> _SET TASK_
Gather up every line that includes the string "Kiran".

> _MATERIAL FOR THIS TASK_
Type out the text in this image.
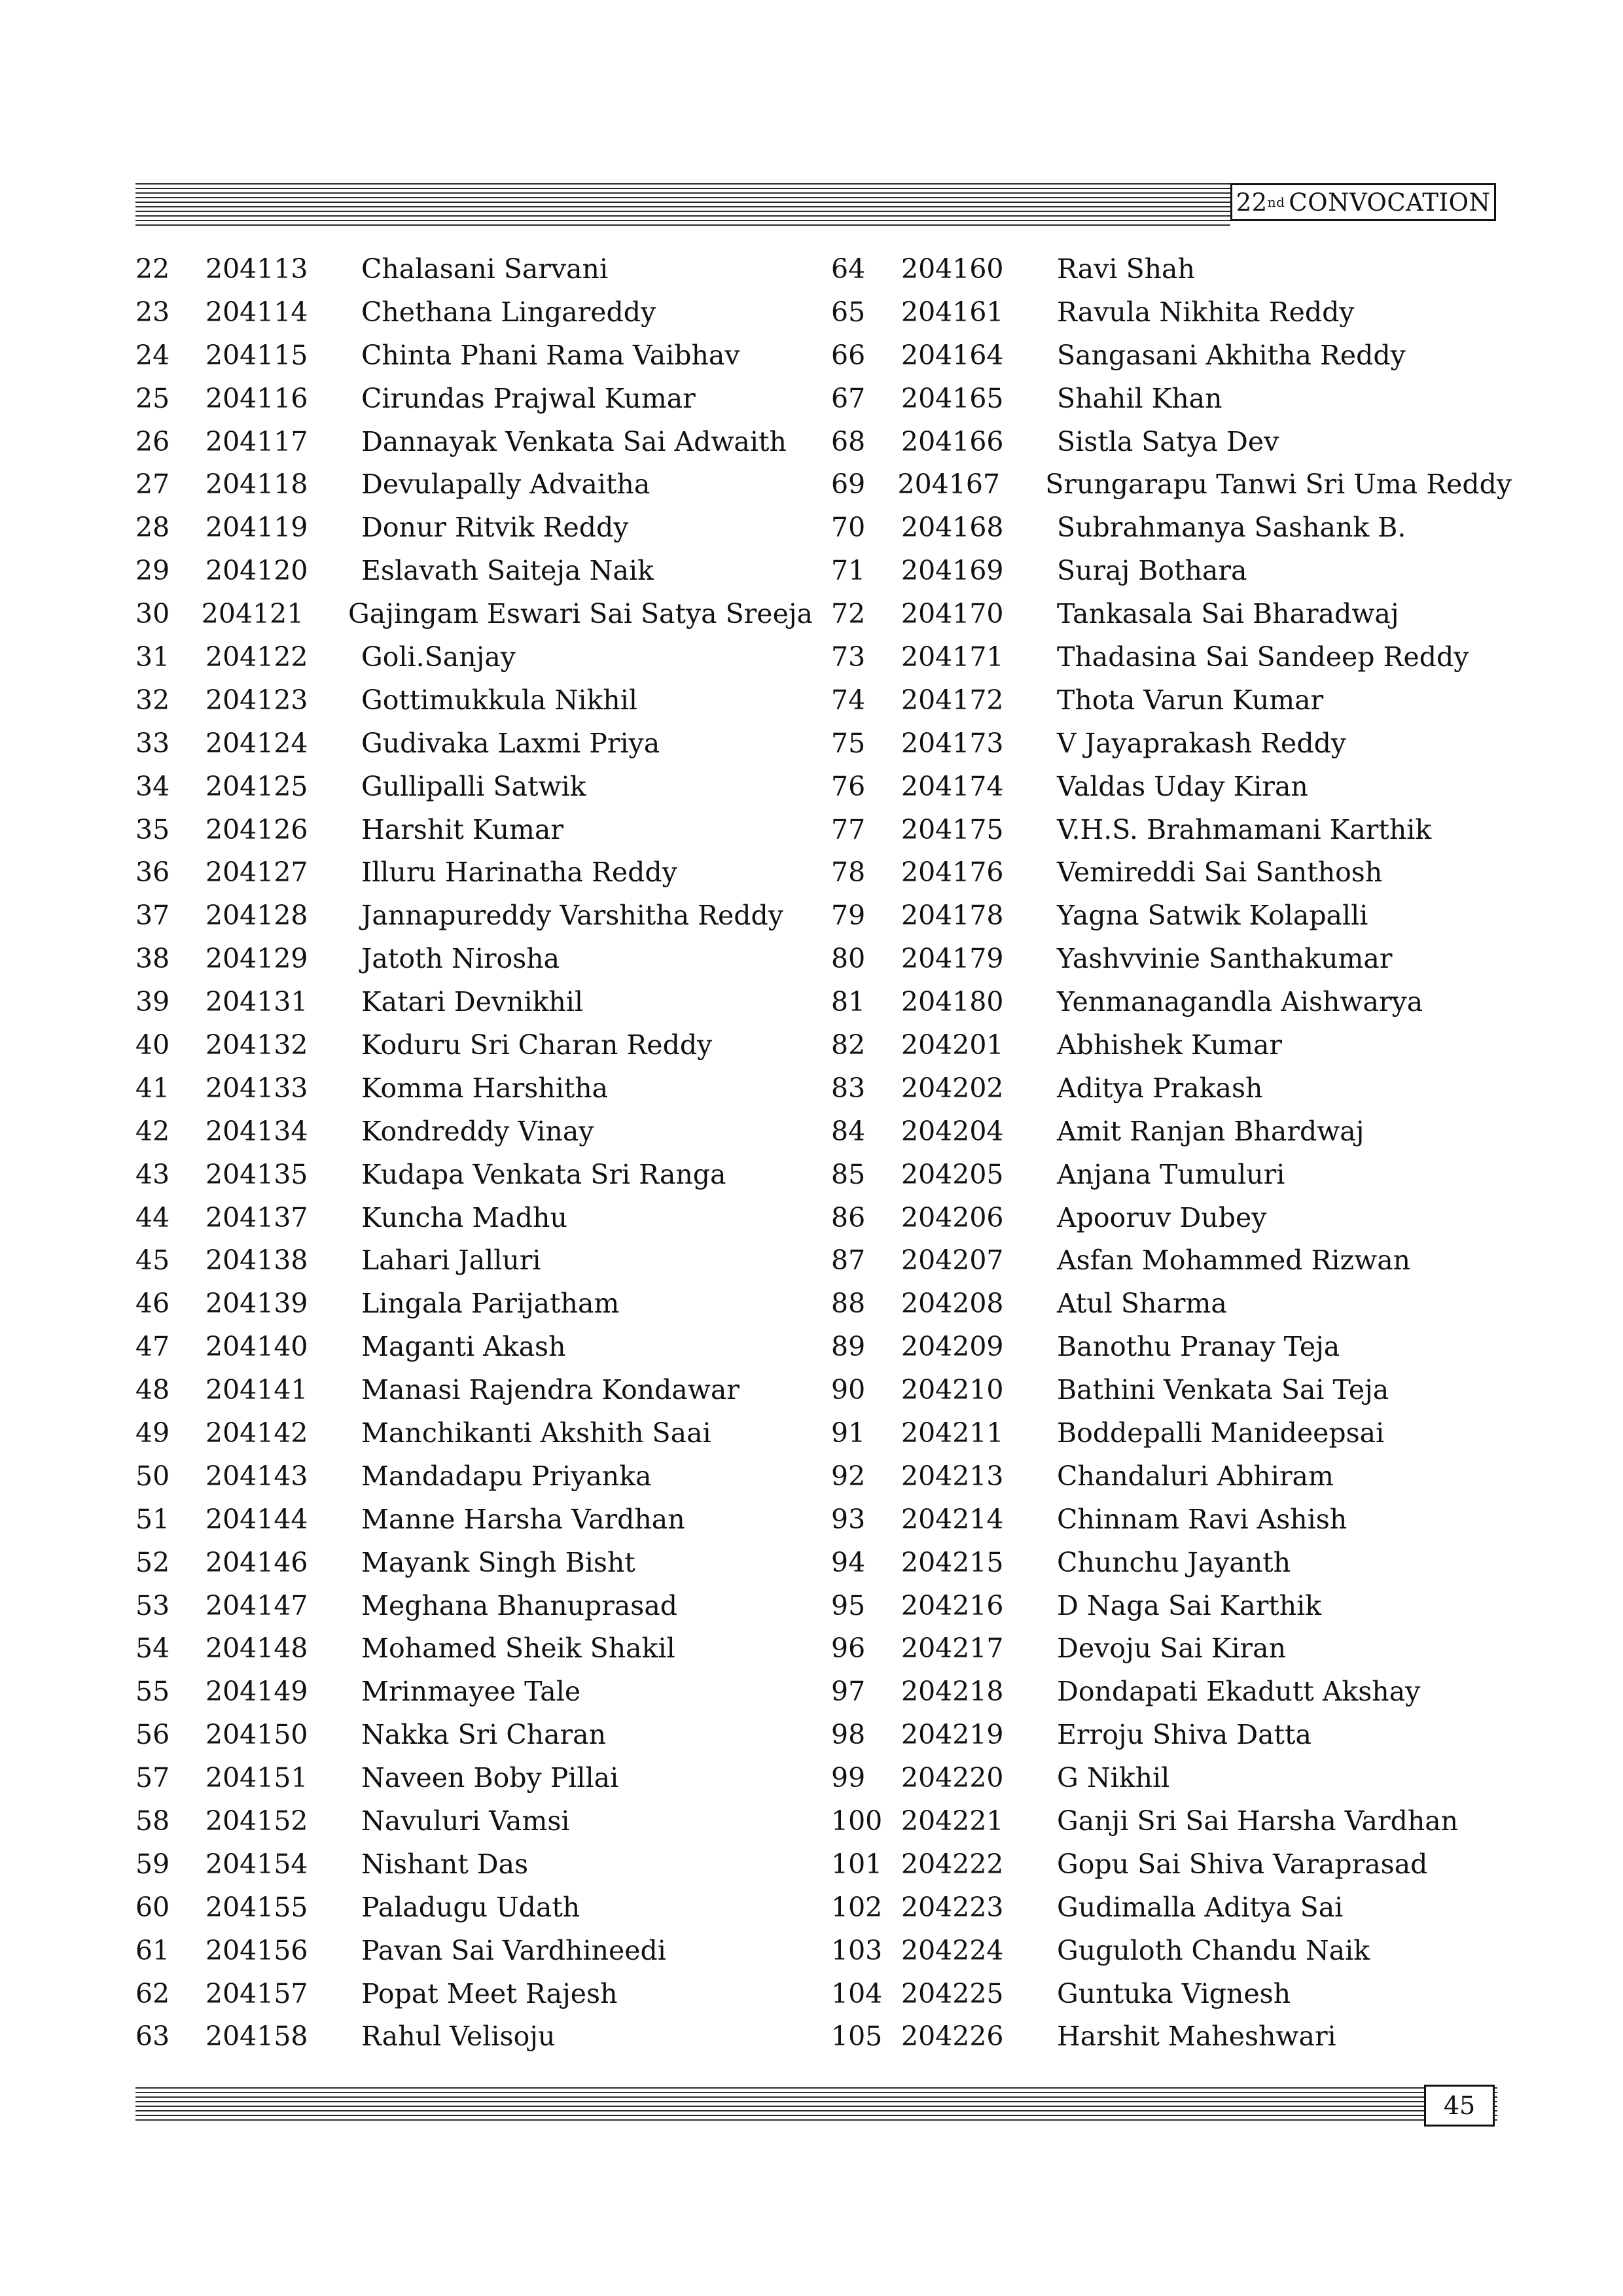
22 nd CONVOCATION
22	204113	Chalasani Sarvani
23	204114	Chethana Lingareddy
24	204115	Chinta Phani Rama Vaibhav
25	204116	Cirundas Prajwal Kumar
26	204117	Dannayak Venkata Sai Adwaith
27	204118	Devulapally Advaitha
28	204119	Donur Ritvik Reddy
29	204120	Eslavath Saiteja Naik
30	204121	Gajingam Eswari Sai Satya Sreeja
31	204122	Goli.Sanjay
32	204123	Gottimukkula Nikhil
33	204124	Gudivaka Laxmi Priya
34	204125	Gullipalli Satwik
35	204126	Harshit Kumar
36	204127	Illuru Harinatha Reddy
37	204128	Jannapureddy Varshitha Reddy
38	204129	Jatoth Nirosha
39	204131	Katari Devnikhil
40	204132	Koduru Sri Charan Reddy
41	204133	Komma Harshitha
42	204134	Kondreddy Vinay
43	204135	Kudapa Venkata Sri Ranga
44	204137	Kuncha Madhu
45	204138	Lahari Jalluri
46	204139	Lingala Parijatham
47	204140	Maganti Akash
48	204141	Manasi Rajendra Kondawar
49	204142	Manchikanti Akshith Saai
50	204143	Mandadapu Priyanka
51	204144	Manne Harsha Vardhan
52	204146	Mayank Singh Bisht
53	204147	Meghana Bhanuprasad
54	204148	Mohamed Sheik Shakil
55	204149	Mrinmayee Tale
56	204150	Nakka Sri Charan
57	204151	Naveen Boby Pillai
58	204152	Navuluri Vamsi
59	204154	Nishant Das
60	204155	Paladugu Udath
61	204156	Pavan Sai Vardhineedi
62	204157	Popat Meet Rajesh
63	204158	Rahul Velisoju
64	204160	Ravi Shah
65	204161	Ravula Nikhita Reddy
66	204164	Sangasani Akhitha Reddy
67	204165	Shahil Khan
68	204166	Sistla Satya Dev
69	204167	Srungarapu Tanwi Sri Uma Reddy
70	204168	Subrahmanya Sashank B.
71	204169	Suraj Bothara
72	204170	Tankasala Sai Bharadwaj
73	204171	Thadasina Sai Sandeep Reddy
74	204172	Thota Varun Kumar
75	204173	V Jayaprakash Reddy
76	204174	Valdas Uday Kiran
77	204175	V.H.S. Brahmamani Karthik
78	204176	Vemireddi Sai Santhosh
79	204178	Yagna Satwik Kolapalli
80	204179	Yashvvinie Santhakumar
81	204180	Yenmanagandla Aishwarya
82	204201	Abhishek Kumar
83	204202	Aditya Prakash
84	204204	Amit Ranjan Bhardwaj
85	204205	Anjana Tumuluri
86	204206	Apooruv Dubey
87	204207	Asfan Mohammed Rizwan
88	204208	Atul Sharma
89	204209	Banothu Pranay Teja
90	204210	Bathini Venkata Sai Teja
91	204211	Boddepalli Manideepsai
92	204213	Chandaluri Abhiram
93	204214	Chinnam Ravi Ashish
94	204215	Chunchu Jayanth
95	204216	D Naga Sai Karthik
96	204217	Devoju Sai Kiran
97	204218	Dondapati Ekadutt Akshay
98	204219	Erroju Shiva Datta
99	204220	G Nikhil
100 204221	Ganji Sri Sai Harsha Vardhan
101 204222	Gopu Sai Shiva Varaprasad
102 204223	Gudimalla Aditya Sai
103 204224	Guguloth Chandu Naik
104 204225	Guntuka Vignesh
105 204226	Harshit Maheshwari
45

> _OUTPUT_
76	204174	Valdas Uday Kiran
96	204217	Devoju Sai Kiran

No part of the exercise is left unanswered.